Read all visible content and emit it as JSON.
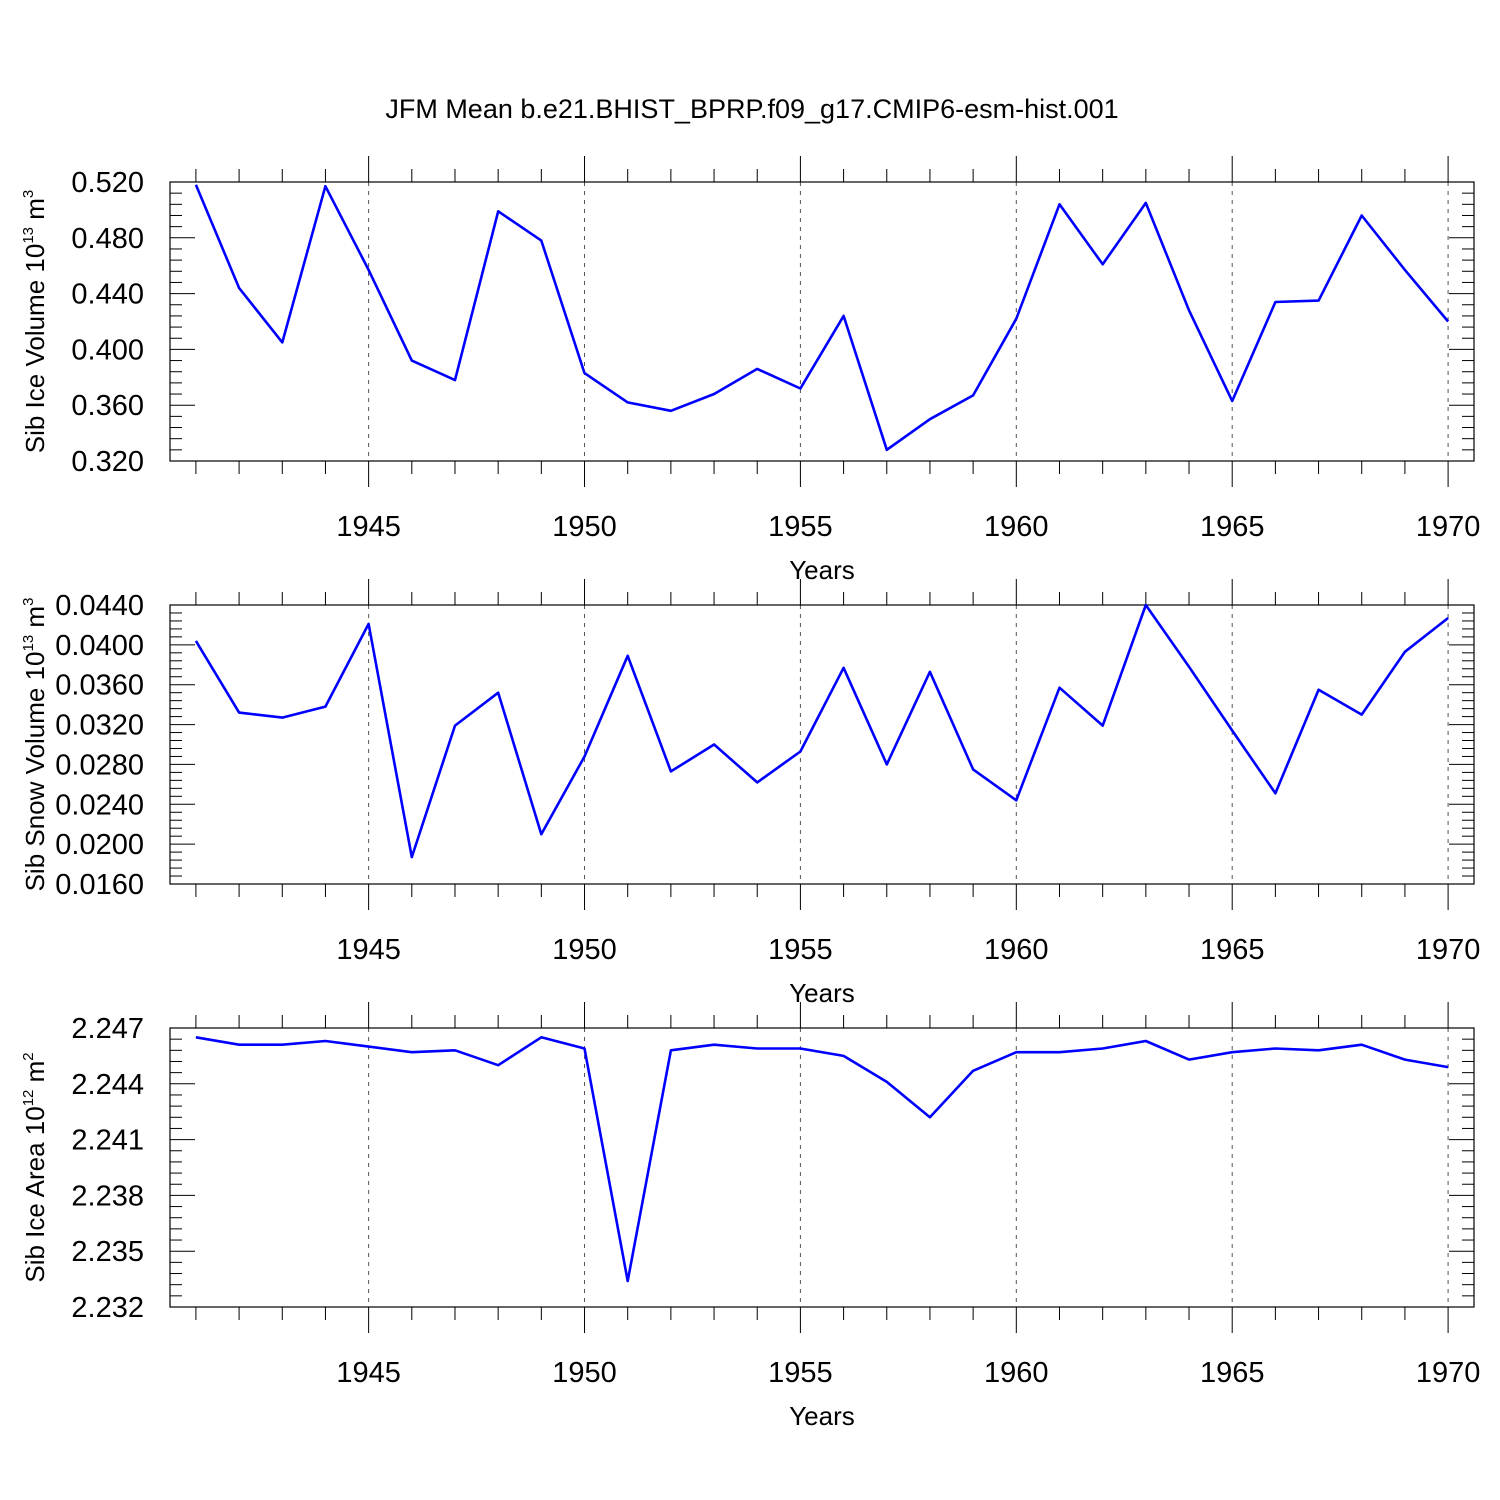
{
  "title": "JFM Mean b.e21.BHIST_BPRP.f09_g17.CMIP6-esm-hist.001",
  "colors": {
    "line": "#0000ff",
    "axis": "#000000",
    "grid": "#555555"
  },
  "chart_data": [
    {
      "type": "line",
      "xlabel": "Years",
      "ylabel": "Sib Ice Volume 10",
      "ylabel_exp": "13",
      "ylabel_unit": " m",
      "ylabel_unit_exp": "3",
      "xlim": [
        1940.4,
        1970.6
      ],
      "ylim": [
        0.32,
        0.52
      ],
      "yticks": [
        0.32,
        0.36,
        0.4,
        0.44,
        0.48,
        0.52
      ],
      "ytick_labels": [
        "0.320",
        "0.360",
        "0.400",
        "0.440",
        "0.480",
        "0.520"
      ],
      "xticks": [
        1945,
        1950,
        1955,
        1960,
        1965,
        1970
      ],
      "xtick_labels": [
        "1945",
        "1950",
        "1955",
        "1960",
        "1965",
        "1970"
      ],
      "x": [
        1941,
        1942,
        1943,
        1944,
        1945,
        1946,
        1947,
        1948,
        1949,
        1950,
        1951,
        1952,
        1953,
        1954,
        1955,
        1956,
        1957,
        1958,
        1959,
        1960,
        1961,
        1962,
        1963,
        1964,
        1965,
        1966,
        1967,
        1968,
        1969,
        1970
      ],
      "series": [
        {
          "values": [
            0.518,
            0.444,
            0.405,
            0.517,
            0.457,
            0.392,
            0.378,
            0.499,
            0.478,
            0.383,
            0.362,
            0.356,
            0.368,
            0.386,
            0.372,
            0.424,
            0.328,
            0.35,
            0.367,
            0.422,
            0.504,
            0.461,
            0.505,
            0.428,
            0.363,
            0.434,
            0.435,
            0.496,
            0.457,
            0.42
          ]
        }
      ],
      "grid": "dashed vertical at major x ticks"
    },
    {
      "type": "line",
      "xlabel": "Years",
      "ylabel": "Sib Snow Volume 10",
      "ylabel_exp": "13",
      "ylabel_unit": " m",
      "ylabel_unit_exp": "3",
      "xlim": [
        1940.4,
        1970.6
      ],
      "ylim": [
        0.016,
        0.044
      ],
      "yticks": [
        0.016,
        0.02,
        0.024,
        0.028,
        0.032,
        0.036,
        0.04,
        0.044
      ],
      "ytick_labels": [
        "0.0160",
        "0.0200",
        "0.0240",
        "0.0280",
        "0.0320",
        "0.0360",
        "0.0400",
        "0.0440"
      ],
      "xticks": [
        1945,
        1950,
        1955,
        1960,
        1965,
        1970
      ],
      "xtick_labels": [
        "1945",
        "1950",
        "1955",
        "1960",
        "1965",
        "1970"
      ],
      "x": [
        1941,
        1942,
        1943,
        1944,
        1945,
        1946,
        1947,
        1948,
        1949,
        1950,
        1951,
        1952,
        1953,
        1954,
        1955,
        1956,
        1957,
        1958,
        1959,
        1960,
        1961,
        1962,
        1963,
        1964,
        1965,
        1966,
        1967,
        1968,
        1969,
        1970
      ],
      "series": [
        {
          "values": [
            0.0404,
            0.0332,
            0.0327,
            0.0338,
            0.0421,
            0.0187,
            0.0319,
            0.0352,
            0.021,
            0.0288,
            0.0389,
            0.0273,
            0.03,
            0.0262,
            0.0293,
            0.0377,
            0.028,
            0.0373,
            0.0275,
            0.0244,
            0.0357,
            0.0319,
            0.044,
            0.0378,
            0.0314,
            0.0251,
            0.0355,
            0.033,
            0.0393,
            0.0427
          ]
        }
      ],
      "grid": "dashed vertical at major x ticks"
    },
    {
      "type": "line",
      "xlabel": "Years",
      "ylabel": "Sib Ice Area 10",
      "ylabel_exp": "12",
      "ylabel_unit": " m",
      "ylabel_unit_exp": "2",
      "xlim": [
        1940.4,
        1970.6
      ],
      "ylim": [
        2.232,
        2.247
      ],
      "yticks": [
        2.232,
        2.235,
        2.238,
        2.241,
        2.244,
        2.247
      ],
      "ytick_labels": [
        "2.232",
        "2.235",
        "2.238",
        "2.241",
        "2.244",
        "2.247"
      ],
      "xticks": [
        1945,
        1950,
        1955,
        1960,
        1965,
        1970
      ],
      "xtick_labels": [
        "1945",
        "1950",
        "1955",
        "1960",
        "1965",
        "1970"
      ],
      "x": [
        1941,
        1942,
        1943,
        1944,
        1945,
        1946,
        1947,
        1948,
        1949,
        1950,
        1951,
        1952,
        1953,
        1954,
        1955,
        1956,
        1957,
        1958,
        1959,
        1960,
        1961,
        1962,
        1963,
        1964,
        1965,
        1966,
        1967,
        1968,
        1969,
        1970
      ],
      "series": [
        {
          "values": [
            2.2465,
            2.2461,
            2.2461,
            2.2463,
            2.246,
            2.2457,
            2.2458,
            2.245,
            2.2465,
            2.2459,
            2.2334,
            2.2458,
            2.2461,
            2.2459,
            2.2459,
            2.2455,
            2.2441,
            2.2422,
            2.2447,
            2.2457,
            2.2457,
            2.2459,
            2.2463,
            2.2453,
            2.2457,
            2.2459,
            2.2458,
            2.2461,
            2.2453,
            2.2449
          ]
        }
      ],
      "grid": "dashed vertical at major x ticks"
    }
  ]
}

▬▬▬▬▬▬▬▬▬▬

EXERCISE
Quote the preceding listing precisely and completely, omitting its images.

THE COMPLETED TASK
Read all visible content and emit it as JSON.
{
  "title": "JFM Mean b.e21.BHIST_BPRP.f09_g17.CMIP6-esm-hist.001",
  "colors": {
    "line": "#0000ff",
    "axis": "#000000",
    "grid": "#555555"
  },
  "chart_data": [
    {
      "type": "line",
      "xlabel": "Years",
      "ylabel": "Sib Ice Volume 10",
      "ylabel_exp": "13",
      "ylabel_unit": " m",
      "ylabel_unit_exp": "3",
      "xlim": [
        1940.4,
        1970.6
      ],
      "ylim": [
        0.32,
        0.52
      ],
      "yticks": [
        0.32,
        0.36,
        0.4,
        0.44,
        0.48,
        0.52
      ],
      "ytick_labels": [
        "0.320",
        "0.360",
        "0.400",
        "0.440",
        "0.480",
        "0.520"
      ],
      "xticks": [
        1945,
        1950,
        1955,
        1960,
        1965,
        1970
      ],
      "xtick_labels": [
        "1945",
        "1950",
        "1955",
        "1960",
        "1965",
        "1970"
      ],
      "x": [
        1941,
        1942,
        1943,
        1944,
        1945,
        1946,
        1947,
        1948,
        1949,
        1950,
        1951,
        1952,
        1953,
        1954,
        1955,
        1956,
        1957,
        1958,
        1959,
        1960,
        1961,
        1962,
        1963,
        1964,
        1965,
        1966,
        1967,
        1968,
        1969,
        1970
      ],
      "series": [
        {
          "values": [
            0.518,
            0.444,
            0.405,
            0.517,
            0.457,
            0.392,
            0.378,
            0.499,
            0.478,
            0.383,
            0.362,
            0.356,
            0.368,
            0.386,
            0.372,
            0.424,
            0.328,
            0.35,
            0.367,
            0.422,
            0.504,
            0.461,
            0.505,
            0.428,
            0.363,
            0.434,
            0.435,
            0.496,
            0.457,
            0.42
          ]
        }
      ],
      "grid": "dashed vertical at major x ticks"
    },
    {
      "type": "line",
      "xlabel": "Years",
      "ylabel": "Sib Snow Volume 10",
      "ylabel_exp": "13",
      "ylabel_unit": " m",
      "ylabel_unit_exp": "3",
      "xlim": [
        1940.4,
        1970.6
      ],
      "ylim": [
        0.016,
        0.044
      ],
      "yticks": [
        0.016,
        0.02,
        0.024,
        0.028,
        0.032,
        0.036,
        0.04,
        0.044
      ],
      "ytick_labels": [
        "0.0160",
        "0.0200",
        "0.0240",
        "0.0280",
        "0.0320",
        "0.0360",
        "0.0400",
        "0.0440"
      ],
      "xticks": [
        1945,
        1950,
        1955,
        1960,
        1965,
        1970
      ],
      "xtick_labels": [
        "1945",
        "1950",
        "1955",
        "1960",
        "1965",
        "1970"
      ],
      "x": [
        1941,
        1942,
        1943,
        1944,
        1945,
        1946,
        1947,
        1948,
        1949,
        1950,
        1951,
        1952,
        1953,
        1954,
        1955,
        1956,
        1957,
        1958,
        1959,
        1960,
        1961,
        1962,
        1963,
        1964,
        1965,
        1966,
        1967,
        1968,
        1969,
        1970
      ],
      "series": [
        {
          "values": [
            0.0404,
            0.0332,
            0.0327,
            0.0338,
            0.0421,
            0.0187,
            0.0319,
            0.0352,
            0.021,
            0.0288,
            0.0389,
            0.0273,
            0.03,
            0.0262,
            0.0293,
            0.0377,
            0.028,
            0.0373,
            0.0275,
            0.0244,
            0.0357,
            0.0319,
            0.044,
            0.0378,
            0.0314,
            0.0251,
            0.0355,
            0.033,
            0.0393,
            0.0427
          ]
        }
      ],
      "grid": "dashed vertical at major x ticks"
    },
    {
      "type": "line",
      "xlabel": "Years",
      "ylabel": "Sib Ice Area 10",
      "ylabel_exp": "12",
      "ylabel_unit": " m",
      "ylabel_unit_exp": "2",
      "xlim": [
        1940.4,
        1970.6
      ],
      "ylim": [
        2.232,
        2.247
      ],
      "yticks": [
        2.232,
        2.235,
        2.238,
        2.241,
        2.244,
        2.247
      ],
      "ytick_labels": [
        "2.232",
        "2.235",
        "2.238",
        "2.241",
        "2.244",
        "2.247"
      ],
      "xticks": [
        1945,
        1950,
        1955,
        1960,
        1965,
        1970
      ],
      "xtick_labels": [
        "1945",
        "1950",
        "1955",
        "1960",
        "1965",
        "1970"
      ],
      "x": [
        1941,
        1942,
        1943,
        1944,
        1945,
        1946,
        1947,
        1948,
        1949,
        1950,
        1951,
        1952,
        1953,
        1954,
        1955,
        1956,
        1957,
        1958,
        1959,
        1960,
        1961,
        1962,
        1963,
        1964,
        1965,
        1966,
        1967,
        1968,
        1969,
        1970
      ],
      "series": [
        {
          "values": [
            2.2465,
            2.2461,
            2.2461,
            2.2463,
            2.246,
            2.2457,
            2.2458,
            2.245,
            2.2465,
            2.2459,
            2.2334,
            2.2458,
            2.2461,
            2.2459,
            2.2459,
            2.2455,
            2.2441,
            2.2422,
            2.2447,
            2.2457,
            2.2457,
            2.2459,
            2.2463,
            2.2453,
            2.2457,
            2.2459,
            2.2458,
            2.2461,
            2.2453,
            2.2449
          ]
        }
      ],
      "grid": "dashed vertical at major x ticks"
    }
  ]
}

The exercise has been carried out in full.